- Conference: West Coast Conference
- Record: 11–19 (5–11 WCC)
- Head coach: Aarika Hughes (3rd season);
- Assistant coaches: Daisy Feder; Lauren Unger;
- Home arena: Gersten Pavilion

= 2023–24 Loyola Marymount Lions women's basketball team =

American college basketball season

The 2023–24 Loyola Marymount Lions women's basketball team represented the Loyola Marymount University in the 2023–24 NCAA Division I women's basketball season. The Lions, led by third-year coach Aarika Hughes, played their home games at Gersten Pavilion and were members of the West Coast Conference.

==Previous season==
The Lions finished the 2022–23 season 7–23, 4–14 in WCC play to finish in last place. As the No. 10 seed in the WCC tournament, they lost to Saint Mary's in the first round.

# [Items]
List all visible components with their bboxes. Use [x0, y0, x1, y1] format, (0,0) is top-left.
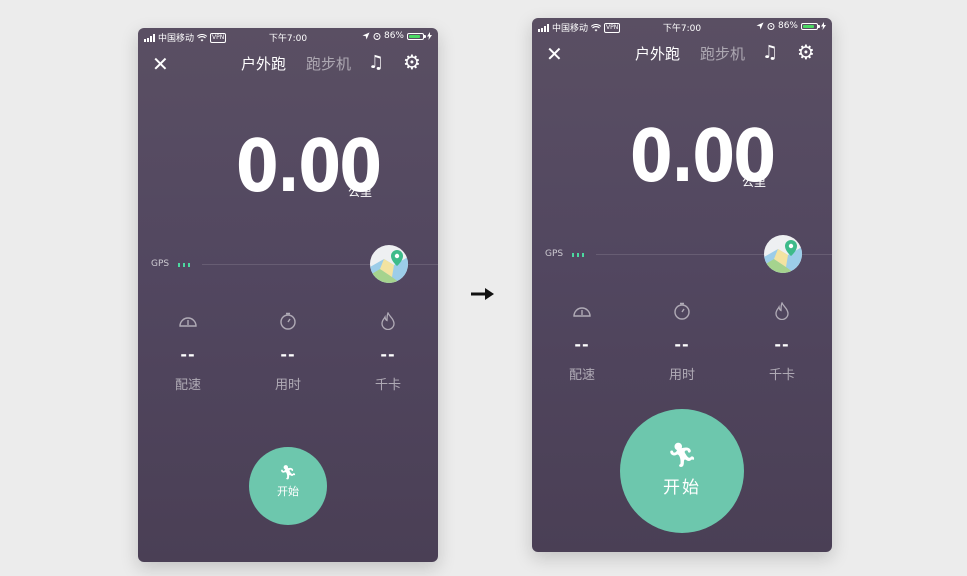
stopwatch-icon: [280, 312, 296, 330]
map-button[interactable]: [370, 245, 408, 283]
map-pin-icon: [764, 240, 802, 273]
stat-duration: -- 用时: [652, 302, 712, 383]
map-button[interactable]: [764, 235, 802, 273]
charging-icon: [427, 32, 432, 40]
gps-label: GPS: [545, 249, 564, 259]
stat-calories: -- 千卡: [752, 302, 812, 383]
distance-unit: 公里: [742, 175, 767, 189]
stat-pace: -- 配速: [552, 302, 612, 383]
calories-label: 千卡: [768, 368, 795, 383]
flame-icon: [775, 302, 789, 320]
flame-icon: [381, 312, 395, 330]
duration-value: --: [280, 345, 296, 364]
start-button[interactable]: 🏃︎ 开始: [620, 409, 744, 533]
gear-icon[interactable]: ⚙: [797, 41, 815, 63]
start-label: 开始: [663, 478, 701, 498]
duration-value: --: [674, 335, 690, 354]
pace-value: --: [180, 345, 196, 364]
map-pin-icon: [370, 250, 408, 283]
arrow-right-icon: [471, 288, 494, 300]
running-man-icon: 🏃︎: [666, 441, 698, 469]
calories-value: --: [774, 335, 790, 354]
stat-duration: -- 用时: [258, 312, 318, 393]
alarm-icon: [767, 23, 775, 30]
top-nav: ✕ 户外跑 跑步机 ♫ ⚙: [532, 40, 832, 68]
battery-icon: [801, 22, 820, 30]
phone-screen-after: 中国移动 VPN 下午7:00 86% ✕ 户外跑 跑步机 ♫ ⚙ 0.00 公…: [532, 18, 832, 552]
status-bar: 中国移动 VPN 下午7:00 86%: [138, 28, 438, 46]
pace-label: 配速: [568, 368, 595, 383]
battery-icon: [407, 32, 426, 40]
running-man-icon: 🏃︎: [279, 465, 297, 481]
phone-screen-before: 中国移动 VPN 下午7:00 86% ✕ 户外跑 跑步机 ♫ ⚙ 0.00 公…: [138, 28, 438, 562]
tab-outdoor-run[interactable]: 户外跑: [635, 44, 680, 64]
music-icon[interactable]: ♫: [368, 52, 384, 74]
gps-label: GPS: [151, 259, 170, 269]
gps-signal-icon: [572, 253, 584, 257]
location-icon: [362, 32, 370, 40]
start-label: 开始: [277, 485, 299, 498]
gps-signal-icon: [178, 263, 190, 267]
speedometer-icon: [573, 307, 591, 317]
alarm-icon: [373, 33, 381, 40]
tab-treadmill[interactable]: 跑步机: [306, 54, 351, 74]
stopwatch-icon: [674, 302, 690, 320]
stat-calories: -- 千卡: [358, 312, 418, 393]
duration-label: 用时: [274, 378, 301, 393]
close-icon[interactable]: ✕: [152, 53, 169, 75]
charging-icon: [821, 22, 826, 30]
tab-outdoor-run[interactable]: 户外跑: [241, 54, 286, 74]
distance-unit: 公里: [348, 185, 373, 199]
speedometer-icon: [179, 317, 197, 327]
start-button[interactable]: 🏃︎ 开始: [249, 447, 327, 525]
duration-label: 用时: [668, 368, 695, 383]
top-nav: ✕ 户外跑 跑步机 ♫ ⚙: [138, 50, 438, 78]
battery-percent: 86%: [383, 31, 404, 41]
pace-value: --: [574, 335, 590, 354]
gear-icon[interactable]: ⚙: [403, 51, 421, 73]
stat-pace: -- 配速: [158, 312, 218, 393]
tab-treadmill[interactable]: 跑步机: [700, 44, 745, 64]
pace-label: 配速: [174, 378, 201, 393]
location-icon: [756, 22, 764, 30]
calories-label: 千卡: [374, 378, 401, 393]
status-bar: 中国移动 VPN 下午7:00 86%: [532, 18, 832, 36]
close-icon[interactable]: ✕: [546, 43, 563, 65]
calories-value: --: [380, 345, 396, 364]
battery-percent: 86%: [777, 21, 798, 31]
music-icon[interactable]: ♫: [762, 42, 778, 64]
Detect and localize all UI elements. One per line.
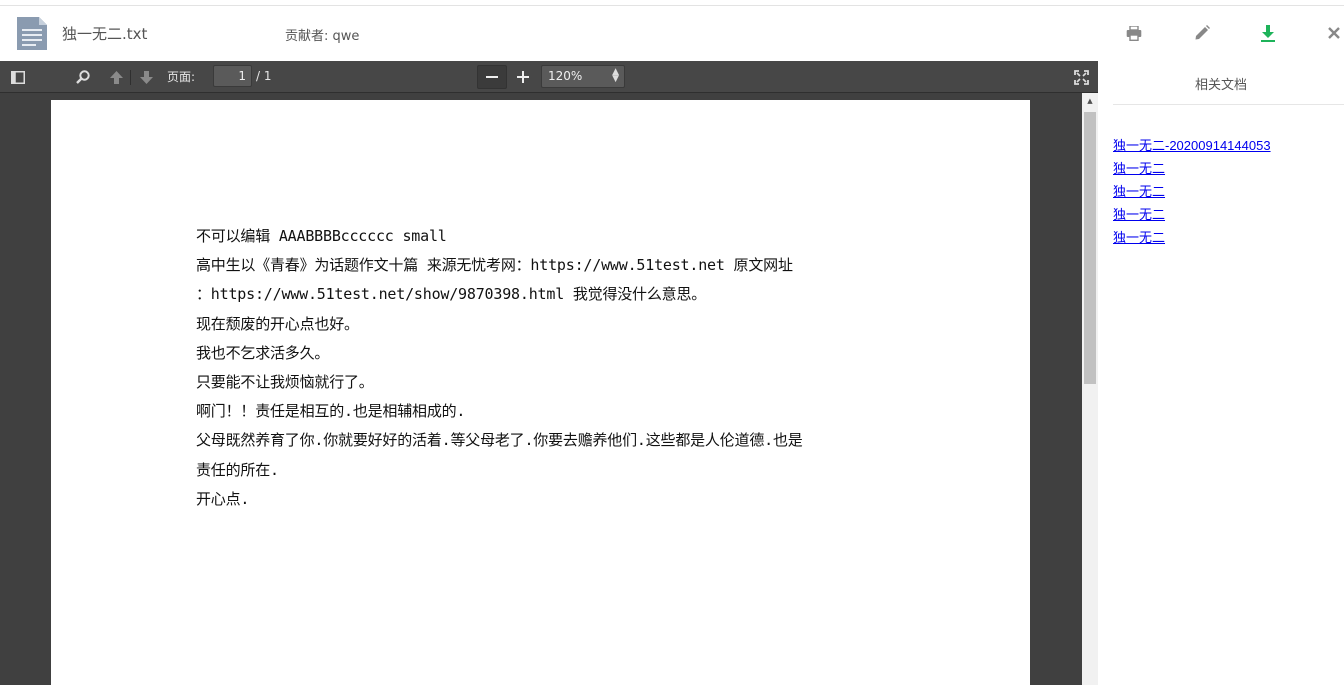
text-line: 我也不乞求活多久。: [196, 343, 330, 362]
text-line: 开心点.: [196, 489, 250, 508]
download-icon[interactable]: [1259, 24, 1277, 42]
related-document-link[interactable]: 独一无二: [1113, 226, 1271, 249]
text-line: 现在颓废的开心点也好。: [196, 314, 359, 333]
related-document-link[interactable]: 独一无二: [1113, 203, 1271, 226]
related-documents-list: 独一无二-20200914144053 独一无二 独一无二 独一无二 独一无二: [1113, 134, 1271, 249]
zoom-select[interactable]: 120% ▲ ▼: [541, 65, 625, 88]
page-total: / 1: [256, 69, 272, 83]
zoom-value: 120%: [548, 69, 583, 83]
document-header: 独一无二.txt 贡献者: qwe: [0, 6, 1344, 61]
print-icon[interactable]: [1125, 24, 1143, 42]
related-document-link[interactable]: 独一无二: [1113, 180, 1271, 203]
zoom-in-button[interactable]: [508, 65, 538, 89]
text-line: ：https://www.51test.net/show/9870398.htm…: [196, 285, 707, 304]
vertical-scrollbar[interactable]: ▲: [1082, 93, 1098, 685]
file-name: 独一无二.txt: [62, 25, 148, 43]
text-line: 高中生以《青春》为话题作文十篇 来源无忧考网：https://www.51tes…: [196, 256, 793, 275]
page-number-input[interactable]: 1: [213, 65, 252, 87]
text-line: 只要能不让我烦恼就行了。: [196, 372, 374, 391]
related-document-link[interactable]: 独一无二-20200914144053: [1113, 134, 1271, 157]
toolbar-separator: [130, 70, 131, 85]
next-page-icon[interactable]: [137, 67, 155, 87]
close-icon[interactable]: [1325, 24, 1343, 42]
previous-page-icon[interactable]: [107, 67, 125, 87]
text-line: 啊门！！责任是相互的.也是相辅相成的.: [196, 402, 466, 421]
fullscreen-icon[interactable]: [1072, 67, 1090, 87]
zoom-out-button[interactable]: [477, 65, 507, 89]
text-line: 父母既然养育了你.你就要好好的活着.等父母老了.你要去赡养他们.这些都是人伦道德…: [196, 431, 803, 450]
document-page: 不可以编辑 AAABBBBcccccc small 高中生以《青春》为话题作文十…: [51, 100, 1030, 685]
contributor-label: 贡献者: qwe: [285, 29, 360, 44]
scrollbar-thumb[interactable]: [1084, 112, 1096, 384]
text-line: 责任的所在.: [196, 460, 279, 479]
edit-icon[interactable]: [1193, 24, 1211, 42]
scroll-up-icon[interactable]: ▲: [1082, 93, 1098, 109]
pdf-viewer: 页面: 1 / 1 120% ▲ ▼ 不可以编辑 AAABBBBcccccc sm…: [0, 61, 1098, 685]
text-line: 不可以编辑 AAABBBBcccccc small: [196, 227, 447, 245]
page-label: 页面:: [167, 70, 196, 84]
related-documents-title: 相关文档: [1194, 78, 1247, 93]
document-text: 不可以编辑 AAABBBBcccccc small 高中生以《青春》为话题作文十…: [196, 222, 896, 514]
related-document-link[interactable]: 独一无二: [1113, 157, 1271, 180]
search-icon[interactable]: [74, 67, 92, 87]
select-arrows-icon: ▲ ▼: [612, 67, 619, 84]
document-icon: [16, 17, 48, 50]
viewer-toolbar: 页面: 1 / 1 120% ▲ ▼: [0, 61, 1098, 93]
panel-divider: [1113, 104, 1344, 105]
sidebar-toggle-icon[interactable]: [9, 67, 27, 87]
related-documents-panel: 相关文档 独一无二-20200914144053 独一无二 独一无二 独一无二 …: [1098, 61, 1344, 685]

--

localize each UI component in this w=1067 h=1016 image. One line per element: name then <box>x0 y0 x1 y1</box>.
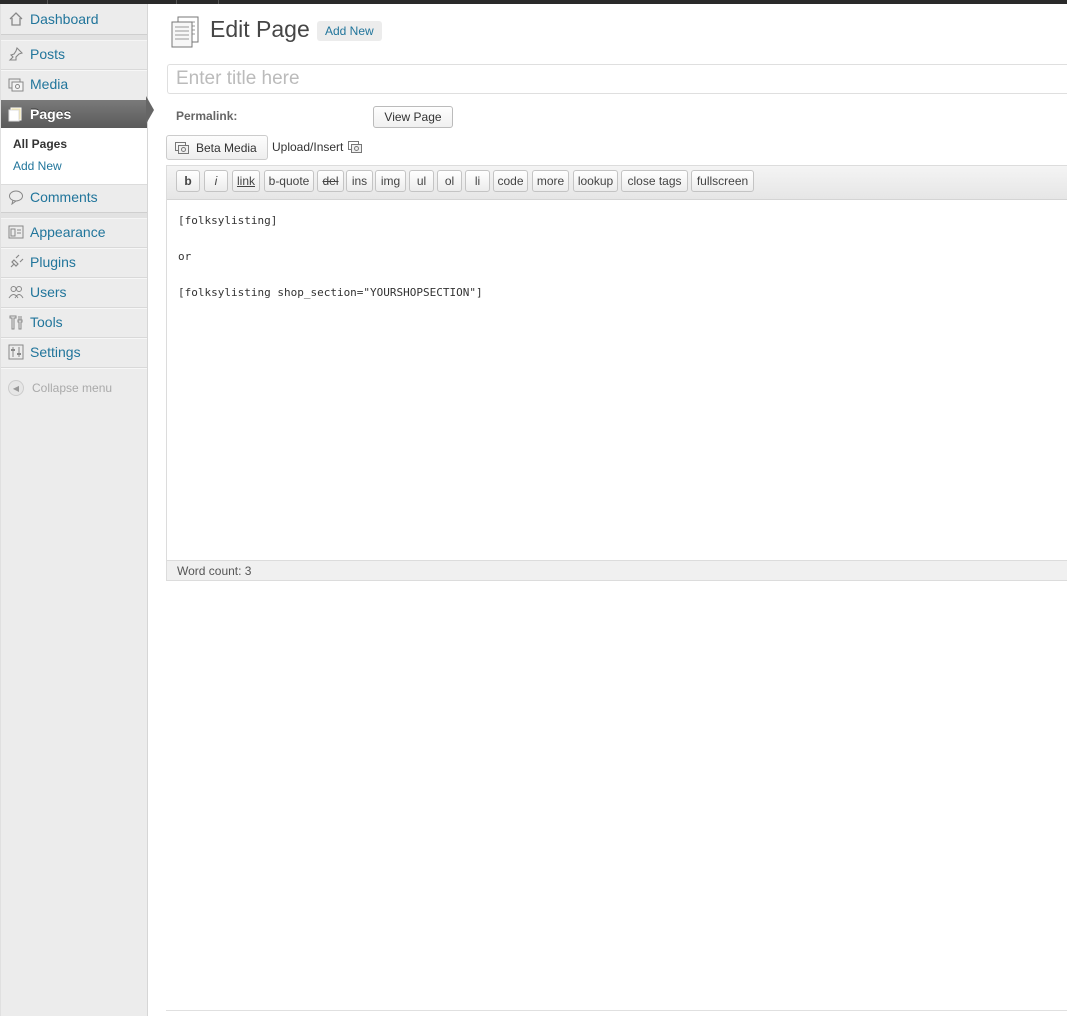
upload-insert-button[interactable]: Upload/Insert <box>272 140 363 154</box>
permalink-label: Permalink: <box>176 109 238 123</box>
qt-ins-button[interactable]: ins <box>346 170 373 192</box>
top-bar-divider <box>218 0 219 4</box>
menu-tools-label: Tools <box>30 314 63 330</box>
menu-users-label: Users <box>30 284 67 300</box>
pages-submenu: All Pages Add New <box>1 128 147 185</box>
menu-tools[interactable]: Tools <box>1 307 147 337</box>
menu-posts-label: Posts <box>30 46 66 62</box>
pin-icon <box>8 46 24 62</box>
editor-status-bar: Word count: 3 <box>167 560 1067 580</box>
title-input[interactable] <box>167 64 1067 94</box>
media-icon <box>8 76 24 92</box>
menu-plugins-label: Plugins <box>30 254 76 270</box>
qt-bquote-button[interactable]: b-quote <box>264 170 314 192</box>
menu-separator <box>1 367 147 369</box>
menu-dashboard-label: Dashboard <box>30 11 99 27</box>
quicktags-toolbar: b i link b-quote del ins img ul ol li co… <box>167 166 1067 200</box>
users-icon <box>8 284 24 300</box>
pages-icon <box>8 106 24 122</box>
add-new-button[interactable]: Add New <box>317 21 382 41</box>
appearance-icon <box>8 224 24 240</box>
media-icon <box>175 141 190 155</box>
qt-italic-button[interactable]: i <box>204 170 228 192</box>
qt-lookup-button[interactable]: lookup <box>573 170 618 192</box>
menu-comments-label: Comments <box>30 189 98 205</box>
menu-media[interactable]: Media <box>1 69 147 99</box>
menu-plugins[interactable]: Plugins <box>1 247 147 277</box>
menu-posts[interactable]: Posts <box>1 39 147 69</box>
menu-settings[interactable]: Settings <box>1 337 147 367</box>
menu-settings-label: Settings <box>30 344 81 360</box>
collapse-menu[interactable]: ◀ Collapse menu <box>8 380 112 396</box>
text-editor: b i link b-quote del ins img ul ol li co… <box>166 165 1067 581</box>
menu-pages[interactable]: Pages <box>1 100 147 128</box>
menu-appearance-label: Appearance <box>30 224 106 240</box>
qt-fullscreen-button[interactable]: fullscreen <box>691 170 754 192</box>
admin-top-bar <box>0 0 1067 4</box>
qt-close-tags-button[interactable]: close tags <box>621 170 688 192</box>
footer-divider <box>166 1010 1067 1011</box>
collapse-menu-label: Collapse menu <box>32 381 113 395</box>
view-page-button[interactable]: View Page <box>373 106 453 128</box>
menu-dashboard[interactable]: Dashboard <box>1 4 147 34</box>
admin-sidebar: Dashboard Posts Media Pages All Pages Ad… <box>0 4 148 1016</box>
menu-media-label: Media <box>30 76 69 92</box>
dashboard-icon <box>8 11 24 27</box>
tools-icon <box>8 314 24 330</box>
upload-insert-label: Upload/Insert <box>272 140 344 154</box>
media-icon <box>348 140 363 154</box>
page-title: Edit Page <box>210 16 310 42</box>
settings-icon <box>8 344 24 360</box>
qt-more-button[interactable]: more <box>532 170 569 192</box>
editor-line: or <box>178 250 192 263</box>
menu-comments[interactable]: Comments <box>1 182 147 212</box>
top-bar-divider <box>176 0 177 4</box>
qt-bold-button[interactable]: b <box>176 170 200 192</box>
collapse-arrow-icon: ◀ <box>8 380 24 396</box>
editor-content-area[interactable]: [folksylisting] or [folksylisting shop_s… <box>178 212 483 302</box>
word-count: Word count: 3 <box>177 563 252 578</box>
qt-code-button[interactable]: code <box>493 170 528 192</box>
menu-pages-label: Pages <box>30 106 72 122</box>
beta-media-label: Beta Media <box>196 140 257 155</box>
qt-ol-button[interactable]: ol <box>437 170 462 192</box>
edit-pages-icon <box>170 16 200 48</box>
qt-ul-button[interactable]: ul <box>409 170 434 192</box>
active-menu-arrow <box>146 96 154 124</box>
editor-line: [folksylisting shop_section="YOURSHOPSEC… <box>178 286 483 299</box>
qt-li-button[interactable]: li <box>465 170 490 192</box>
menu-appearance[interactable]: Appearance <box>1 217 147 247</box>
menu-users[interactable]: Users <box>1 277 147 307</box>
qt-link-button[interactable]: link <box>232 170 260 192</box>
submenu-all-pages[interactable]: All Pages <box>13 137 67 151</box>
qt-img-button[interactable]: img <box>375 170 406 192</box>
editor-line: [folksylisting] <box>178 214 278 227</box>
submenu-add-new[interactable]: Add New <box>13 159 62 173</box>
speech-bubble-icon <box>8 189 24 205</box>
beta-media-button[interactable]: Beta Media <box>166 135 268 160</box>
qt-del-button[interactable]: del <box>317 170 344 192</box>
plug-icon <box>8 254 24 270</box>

# [Required work]
1. In the Loyola Marymount season text, rewrite the stretch from "- Conference: West" through "the first round.", changing "Gersten Pavilion" to "Gersten Arena".
2. Name every person mentioned in the Loyola Marymount season text.
Use nothing beyond the Loyola Marymount season text as your source.

# [Responses per task]
1.
- Conference: West Coast Conference
- Record: 11–19 (5–11 WCC)
- Head coach: Aarika Hughes (3rd season);
- Assistant coaches: Daisy Feder; Lauren Unger;
- Home arena: Gersten Arena

= 2023–24 Loyola Marymount Lions women's basketball team =

American college basketball season

The 2023–24 Loyola Marymount Lions women's basketball team represented the Loyola Marymount University in the 2023–24 NCAA Division I women's basketball season. The Lions, led by third-year coach Aarika Hughes, played their home games at Gersten Arena and were members of the West Coast Conference.

==Previous season==
The Lions finished the 2022–23 season 7–23, 4–14 in WCC play to finish in last place. As the No. 10 seed in the WCC tournament, they lost to Saint Mary's in the first round.

2. Aarika Hughes, Daisy Feder, Lauren Unger